Task details:
Show every line in the entries below where the word "never" appears.

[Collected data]
· · ·

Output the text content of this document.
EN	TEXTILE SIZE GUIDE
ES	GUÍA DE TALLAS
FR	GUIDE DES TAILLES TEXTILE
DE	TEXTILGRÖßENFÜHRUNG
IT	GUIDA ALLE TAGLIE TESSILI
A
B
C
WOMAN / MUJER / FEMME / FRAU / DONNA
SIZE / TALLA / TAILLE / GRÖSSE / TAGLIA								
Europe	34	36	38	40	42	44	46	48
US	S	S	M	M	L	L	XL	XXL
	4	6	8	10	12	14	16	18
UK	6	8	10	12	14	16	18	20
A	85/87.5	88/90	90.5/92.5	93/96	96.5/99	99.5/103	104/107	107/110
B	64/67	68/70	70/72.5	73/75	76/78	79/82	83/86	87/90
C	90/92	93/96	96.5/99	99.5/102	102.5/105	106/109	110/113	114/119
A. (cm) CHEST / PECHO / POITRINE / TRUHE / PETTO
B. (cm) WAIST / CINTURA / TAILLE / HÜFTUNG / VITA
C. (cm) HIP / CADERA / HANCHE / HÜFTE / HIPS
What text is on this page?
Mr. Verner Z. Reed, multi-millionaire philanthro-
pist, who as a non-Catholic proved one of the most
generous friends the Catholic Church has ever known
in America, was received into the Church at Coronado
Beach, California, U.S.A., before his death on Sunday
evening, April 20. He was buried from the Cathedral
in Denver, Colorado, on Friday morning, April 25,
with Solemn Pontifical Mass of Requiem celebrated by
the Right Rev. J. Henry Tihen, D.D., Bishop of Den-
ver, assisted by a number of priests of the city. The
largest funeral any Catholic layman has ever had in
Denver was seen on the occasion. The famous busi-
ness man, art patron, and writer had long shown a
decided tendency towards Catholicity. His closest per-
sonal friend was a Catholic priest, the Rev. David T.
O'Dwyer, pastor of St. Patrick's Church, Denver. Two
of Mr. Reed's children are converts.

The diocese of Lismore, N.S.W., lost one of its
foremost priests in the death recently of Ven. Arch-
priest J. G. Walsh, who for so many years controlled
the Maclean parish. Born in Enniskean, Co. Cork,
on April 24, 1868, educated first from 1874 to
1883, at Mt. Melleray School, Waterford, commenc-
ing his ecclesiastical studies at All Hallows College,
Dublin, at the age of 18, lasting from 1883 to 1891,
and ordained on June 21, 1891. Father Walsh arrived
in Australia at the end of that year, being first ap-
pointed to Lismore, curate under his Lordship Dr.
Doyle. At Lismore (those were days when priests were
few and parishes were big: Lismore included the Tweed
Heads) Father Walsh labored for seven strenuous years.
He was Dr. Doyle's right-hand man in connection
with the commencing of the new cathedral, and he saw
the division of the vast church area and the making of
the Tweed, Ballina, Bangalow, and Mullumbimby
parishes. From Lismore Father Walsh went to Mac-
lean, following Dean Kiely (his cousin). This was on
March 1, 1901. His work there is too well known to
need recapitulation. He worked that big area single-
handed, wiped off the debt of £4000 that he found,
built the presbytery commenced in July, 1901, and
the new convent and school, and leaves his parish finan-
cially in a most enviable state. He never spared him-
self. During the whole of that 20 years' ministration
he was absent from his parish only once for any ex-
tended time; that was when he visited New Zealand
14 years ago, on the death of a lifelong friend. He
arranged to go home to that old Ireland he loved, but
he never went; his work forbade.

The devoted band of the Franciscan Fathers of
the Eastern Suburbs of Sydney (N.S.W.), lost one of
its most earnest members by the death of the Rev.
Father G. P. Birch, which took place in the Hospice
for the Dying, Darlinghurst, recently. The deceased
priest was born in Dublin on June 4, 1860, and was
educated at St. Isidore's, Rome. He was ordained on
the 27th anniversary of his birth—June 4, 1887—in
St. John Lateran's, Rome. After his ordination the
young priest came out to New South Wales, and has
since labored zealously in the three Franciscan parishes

· · ·

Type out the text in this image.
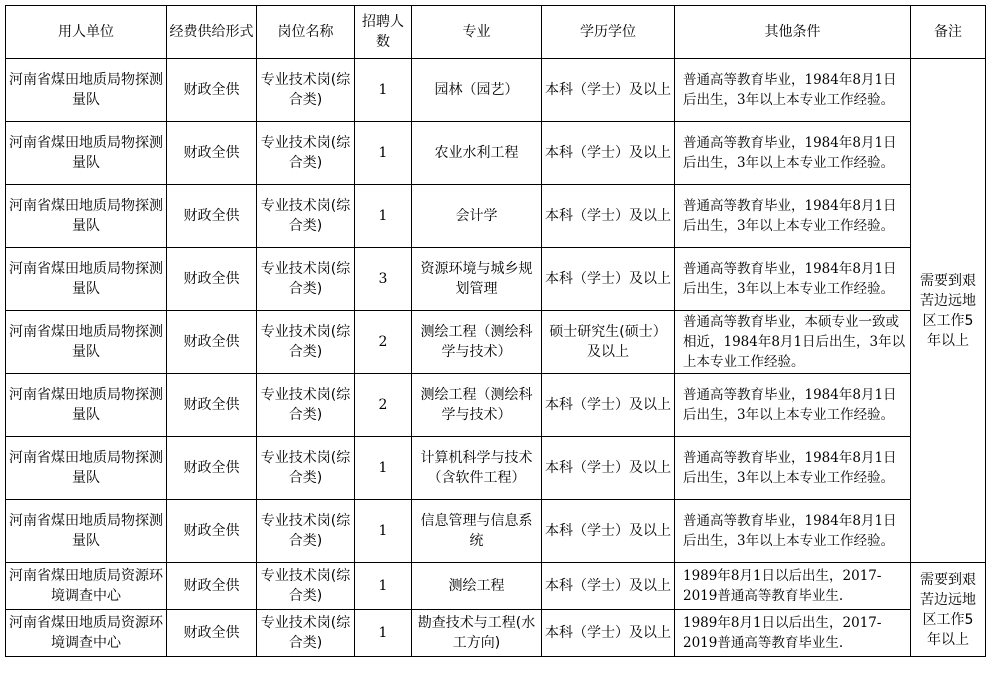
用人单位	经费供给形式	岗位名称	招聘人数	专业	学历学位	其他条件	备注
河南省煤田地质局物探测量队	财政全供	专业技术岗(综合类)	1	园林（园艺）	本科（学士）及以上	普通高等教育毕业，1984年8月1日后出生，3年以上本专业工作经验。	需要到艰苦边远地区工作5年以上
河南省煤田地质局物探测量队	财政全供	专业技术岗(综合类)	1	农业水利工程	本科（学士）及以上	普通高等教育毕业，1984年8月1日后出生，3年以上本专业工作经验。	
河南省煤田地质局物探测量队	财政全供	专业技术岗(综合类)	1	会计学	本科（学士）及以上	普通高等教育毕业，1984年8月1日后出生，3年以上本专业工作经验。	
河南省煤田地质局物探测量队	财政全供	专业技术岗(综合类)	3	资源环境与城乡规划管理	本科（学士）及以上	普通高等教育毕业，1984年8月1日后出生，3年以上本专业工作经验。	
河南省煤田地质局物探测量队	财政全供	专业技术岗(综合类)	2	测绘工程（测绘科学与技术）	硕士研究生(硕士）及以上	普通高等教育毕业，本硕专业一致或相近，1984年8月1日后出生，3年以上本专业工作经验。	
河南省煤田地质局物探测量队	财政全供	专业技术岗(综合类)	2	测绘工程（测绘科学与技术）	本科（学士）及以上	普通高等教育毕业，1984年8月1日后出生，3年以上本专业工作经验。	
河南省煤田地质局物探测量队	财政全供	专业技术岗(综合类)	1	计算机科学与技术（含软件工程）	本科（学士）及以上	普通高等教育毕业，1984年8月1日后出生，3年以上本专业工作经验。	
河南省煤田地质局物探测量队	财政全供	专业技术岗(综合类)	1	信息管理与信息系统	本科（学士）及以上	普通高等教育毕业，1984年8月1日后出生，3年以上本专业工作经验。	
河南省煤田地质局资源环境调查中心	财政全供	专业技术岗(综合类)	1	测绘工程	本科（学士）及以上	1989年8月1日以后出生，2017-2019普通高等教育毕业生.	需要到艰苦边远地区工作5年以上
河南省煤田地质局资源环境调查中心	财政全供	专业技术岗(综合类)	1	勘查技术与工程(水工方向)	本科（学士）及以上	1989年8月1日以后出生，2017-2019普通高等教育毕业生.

· · ·

Response:
cially in a most enviable state. He never spared him-
he never went; his work forbade.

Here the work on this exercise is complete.